• **WHAT YOU HAVE TO DO**
Return the records below from the line containing "Parse this screenshot: output" onward, exactly, through and including the last line.

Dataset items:

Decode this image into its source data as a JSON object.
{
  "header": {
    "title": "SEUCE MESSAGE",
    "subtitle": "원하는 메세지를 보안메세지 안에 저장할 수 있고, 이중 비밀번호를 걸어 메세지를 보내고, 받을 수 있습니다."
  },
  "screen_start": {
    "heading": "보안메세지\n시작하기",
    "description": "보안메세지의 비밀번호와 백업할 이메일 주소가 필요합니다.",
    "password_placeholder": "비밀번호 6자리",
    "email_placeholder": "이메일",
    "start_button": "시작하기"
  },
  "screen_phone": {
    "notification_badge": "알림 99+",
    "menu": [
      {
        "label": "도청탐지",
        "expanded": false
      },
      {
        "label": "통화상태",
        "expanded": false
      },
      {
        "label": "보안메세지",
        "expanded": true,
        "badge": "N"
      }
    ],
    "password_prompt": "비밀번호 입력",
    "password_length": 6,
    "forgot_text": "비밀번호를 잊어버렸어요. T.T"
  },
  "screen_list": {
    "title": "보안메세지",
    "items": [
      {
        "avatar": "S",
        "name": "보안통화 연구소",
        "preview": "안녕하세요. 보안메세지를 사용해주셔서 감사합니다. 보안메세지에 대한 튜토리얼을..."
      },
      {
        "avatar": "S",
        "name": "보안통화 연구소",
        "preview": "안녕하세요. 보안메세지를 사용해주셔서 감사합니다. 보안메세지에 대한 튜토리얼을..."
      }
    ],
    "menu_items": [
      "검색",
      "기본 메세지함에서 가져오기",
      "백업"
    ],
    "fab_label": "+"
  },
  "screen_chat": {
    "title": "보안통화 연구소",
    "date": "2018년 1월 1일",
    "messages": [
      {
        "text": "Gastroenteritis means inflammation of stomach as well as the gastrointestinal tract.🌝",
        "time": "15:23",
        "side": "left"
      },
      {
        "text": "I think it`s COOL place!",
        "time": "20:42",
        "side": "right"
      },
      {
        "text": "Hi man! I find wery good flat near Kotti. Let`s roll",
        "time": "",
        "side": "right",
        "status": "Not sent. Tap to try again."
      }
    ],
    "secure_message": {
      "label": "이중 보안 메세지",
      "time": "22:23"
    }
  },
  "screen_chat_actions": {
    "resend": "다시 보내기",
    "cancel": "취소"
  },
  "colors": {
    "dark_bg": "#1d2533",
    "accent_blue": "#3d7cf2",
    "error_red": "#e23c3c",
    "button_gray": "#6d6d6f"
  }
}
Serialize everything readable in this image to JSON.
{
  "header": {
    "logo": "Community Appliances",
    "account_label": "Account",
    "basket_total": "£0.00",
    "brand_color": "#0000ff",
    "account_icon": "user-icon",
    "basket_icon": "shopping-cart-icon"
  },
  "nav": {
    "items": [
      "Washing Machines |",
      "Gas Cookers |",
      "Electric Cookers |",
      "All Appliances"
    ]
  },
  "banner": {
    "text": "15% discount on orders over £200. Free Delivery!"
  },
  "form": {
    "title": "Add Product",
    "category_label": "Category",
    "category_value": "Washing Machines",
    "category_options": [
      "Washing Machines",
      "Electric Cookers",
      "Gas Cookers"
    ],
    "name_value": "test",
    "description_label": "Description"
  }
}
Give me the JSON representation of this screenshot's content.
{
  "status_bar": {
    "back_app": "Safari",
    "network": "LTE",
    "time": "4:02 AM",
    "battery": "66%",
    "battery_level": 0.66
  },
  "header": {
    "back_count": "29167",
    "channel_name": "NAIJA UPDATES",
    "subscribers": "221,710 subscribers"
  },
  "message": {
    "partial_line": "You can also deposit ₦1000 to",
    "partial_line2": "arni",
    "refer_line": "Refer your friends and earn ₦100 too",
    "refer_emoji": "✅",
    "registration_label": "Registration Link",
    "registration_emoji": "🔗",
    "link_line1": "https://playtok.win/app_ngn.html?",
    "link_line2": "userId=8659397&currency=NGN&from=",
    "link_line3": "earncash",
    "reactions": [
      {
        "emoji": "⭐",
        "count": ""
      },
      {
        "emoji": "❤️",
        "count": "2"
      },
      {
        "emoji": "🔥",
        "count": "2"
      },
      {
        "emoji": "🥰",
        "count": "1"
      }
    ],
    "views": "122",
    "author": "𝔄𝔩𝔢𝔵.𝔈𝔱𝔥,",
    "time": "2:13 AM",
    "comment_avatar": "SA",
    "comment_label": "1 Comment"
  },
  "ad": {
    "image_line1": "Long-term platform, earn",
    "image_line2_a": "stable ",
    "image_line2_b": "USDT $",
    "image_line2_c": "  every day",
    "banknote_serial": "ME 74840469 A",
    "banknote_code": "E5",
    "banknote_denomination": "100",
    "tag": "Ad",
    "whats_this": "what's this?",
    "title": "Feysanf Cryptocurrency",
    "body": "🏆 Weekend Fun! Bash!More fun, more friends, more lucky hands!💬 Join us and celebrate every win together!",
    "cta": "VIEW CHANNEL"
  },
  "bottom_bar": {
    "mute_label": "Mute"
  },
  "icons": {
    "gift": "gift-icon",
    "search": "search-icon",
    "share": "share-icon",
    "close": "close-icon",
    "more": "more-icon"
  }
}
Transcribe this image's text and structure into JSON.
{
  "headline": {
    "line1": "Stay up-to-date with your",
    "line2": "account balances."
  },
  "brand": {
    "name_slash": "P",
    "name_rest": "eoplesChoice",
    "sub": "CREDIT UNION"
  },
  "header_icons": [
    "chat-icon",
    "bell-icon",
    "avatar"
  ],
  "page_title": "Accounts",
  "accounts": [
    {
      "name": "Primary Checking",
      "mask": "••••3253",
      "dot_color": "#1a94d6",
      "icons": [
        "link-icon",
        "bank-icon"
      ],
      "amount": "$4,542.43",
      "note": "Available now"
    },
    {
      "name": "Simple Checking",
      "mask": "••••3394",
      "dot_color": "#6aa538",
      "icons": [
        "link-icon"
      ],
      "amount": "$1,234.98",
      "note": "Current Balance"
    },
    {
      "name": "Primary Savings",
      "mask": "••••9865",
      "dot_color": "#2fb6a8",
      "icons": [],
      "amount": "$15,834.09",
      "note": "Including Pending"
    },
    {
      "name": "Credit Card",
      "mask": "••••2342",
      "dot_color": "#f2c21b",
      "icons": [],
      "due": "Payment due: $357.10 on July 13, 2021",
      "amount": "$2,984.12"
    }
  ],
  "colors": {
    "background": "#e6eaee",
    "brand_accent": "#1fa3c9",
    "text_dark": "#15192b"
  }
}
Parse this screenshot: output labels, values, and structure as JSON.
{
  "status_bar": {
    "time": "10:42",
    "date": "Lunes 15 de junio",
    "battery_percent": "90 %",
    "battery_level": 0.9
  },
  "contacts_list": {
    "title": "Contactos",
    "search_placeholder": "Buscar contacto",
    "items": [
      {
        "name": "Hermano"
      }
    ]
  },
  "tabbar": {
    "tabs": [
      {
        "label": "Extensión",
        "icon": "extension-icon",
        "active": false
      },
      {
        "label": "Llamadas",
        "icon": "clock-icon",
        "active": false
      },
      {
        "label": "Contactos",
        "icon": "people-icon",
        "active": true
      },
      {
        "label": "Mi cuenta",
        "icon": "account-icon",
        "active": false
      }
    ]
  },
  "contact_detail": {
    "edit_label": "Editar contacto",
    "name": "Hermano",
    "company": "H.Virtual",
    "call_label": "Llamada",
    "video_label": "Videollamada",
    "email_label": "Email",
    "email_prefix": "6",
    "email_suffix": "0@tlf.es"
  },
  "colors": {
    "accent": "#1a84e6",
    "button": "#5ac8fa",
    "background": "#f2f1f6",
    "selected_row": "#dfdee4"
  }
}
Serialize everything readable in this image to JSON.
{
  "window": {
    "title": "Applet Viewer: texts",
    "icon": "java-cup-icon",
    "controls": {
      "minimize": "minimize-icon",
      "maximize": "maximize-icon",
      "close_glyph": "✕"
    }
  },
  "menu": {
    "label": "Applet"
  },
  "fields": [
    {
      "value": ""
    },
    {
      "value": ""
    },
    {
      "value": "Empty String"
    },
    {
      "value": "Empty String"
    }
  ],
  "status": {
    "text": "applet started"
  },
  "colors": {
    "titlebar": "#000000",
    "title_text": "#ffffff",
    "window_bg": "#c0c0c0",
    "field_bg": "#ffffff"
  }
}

• **IN RESPONSE**
Parse this screenshot: output labels, values, and structure as JSON.
{
  "status_bar": {
    "time": "10:42",
    "date": "Lunes 15 de junio",
    "battery_percent": "90 %",
    "battery_level": 0.9
  },
  "contacts_list": {
    "title": "Contactos",
    "search_placeholder": "Buscar contacto",
    "items": [
      {
        "name": "Hermano"
      }
    ]
  },
  "tabbar": {
    "tabs": [
      {
        "label": "Extensión",
        "icon": "extension-icon",
        "active": false
      },
      {
        "label": "Llamadas",
        "icon": "clock-icon",
        "active": false
      },
      {
        "label": "Contactos",
        "icon": "people-icon",
        "active": true
      },
      {
        "label": "Mi cuenta",
        "icon": "account-icon",
        "active": false
      }
    ]
  },
  "contact_detail": {
    "edit_label": "Editar contacto",
    "name": "Hermano",
    "company": "H.Virtual",
    "call_label": "Llamada",
    "video_label": "Videollamada",
    "email_label": "Email",
    "email_prefix": "6",
    "email_suffix": "0@tlf.es"
  },
  "colors": {
    "accent": "#1a84e6",
    "button": "#5ac8fa",
    "background": "#f2f1f6",
    "selected_row": "#dfdee4"
  }
}
Serialize everything readable in this image to JSON.
{
  "window": {
    "title": "Applet Viewer: texts",
    "icon": "java-cup-icon",
    "controls": {
      "minimize": "minimize-icon",
      "maximize": "maximize-icon",
      "close_glyph": "✕"
    }
  },
  "menu": {
    "label": "Applet"
  },
  "fields": [
    {
      "value": ""
    },
    {
      "value": ""
    },
    {
      "value": "Empty String"
    },
    {
      "value": "Empty String"
    }
  ],
  "status": {
    "text": "applet started"
  },
  "colors": {
    "titlebar": "#000000",
    "title_text": "#ffffff",
    "window_bg": "#c0c0c0",
    "field_bg": "#ffffff"
  }
}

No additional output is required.